**Work required:**
Count only the lines of the records that hold "symbol", then give the number without any other words.
── Input for this task
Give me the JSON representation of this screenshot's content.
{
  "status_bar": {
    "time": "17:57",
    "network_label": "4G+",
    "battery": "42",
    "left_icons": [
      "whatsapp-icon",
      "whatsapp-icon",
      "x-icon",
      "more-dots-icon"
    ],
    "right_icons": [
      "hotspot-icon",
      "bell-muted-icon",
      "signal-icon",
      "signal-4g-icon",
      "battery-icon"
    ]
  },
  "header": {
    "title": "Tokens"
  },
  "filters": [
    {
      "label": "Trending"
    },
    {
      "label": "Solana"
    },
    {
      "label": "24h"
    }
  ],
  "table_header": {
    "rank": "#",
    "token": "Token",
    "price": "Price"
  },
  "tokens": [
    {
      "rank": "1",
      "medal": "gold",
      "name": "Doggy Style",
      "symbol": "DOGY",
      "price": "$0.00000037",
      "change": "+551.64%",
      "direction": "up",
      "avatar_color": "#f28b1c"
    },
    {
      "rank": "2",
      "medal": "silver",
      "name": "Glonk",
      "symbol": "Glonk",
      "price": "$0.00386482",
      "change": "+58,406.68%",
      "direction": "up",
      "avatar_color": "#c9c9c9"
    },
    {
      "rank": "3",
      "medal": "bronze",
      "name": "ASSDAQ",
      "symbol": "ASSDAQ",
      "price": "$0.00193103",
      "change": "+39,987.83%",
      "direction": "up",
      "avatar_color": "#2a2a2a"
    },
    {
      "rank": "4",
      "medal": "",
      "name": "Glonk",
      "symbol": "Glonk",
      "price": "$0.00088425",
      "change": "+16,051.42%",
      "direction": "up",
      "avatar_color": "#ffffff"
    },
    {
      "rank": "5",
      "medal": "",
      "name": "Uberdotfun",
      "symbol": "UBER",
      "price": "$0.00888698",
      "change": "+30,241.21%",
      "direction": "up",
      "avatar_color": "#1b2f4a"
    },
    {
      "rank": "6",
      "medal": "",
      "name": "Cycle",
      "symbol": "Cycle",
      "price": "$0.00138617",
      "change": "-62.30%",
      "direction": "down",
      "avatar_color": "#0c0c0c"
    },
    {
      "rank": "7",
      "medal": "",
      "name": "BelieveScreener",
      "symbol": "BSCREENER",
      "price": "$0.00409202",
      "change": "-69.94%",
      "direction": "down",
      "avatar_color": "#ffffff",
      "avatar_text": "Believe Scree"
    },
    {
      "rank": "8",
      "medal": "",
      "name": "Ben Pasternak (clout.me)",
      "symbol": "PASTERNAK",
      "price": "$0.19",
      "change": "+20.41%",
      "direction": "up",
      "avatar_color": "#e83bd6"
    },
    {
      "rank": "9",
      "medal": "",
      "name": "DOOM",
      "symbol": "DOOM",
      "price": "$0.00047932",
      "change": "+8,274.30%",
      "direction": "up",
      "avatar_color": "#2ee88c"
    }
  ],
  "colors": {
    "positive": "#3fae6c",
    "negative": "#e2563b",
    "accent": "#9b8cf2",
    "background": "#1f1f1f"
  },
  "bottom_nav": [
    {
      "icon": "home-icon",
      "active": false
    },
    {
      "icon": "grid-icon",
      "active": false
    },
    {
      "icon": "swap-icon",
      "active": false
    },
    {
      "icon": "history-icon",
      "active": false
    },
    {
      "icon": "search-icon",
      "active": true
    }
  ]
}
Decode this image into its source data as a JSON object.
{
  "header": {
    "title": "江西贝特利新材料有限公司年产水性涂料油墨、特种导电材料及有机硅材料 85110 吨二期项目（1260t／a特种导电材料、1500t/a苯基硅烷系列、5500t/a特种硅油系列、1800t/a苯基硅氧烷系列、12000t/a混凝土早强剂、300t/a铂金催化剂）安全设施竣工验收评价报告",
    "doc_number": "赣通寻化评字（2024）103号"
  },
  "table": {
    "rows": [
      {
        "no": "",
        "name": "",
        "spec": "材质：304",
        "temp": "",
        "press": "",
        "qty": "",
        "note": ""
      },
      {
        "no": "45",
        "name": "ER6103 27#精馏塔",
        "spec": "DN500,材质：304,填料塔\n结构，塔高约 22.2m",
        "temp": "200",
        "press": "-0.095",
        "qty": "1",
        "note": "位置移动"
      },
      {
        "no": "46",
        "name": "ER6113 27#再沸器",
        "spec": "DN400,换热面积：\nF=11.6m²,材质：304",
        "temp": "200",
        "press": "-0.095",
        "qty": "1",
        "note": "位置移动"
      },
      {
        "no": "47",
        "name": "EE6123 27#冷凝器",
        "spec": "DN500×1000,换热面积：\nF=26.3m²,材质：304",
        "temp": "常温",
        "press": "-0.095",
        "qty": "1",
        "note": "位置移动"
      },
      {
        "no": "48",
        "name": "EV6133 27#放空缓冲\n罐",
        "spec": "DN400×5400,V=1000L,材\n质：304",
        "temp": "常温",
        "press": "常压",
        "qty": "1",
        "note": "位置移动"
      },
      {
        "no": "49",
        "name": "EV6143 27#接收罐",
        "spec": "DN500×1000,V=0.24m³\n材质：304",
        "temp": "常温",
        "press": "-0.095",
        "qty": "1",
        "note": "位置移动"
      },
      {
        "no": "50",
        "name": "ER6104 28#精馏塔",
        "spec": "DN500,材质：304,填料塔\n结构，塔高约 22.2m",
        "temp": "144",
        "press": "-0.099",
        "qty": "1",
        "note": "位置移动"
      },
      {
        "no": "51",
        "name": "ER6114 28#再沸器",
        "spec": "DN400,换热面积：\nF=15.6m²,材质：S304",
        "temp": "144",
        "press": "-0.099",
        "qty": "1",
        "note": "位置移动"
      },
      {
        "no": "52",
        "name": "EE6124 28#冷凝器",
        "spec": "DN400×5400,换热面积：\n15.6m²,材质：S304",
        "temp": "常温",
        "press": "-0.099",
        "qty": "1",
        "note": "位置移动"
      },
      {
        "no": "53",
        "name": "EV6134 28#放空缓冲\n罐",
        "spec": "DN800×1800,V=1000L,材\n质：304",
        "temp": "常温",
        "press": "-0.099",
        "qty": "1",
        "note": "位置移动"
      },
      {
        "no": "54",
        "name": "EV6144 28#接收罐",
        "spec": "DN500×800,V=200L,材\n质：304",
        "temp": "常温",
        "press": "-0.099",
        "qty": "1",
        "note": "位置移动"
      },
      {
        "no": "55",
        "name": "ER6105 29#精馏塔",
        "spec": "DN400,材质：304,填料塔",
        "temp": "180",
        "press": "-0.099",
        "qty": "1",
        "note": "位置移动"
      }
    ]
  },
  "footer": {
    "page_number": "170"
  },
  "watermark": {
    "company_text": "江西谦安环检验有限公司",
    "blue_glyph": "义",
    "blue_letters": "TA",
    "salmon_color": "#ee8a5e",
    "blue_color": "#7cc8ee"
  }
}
────
**Exercise answer:**
9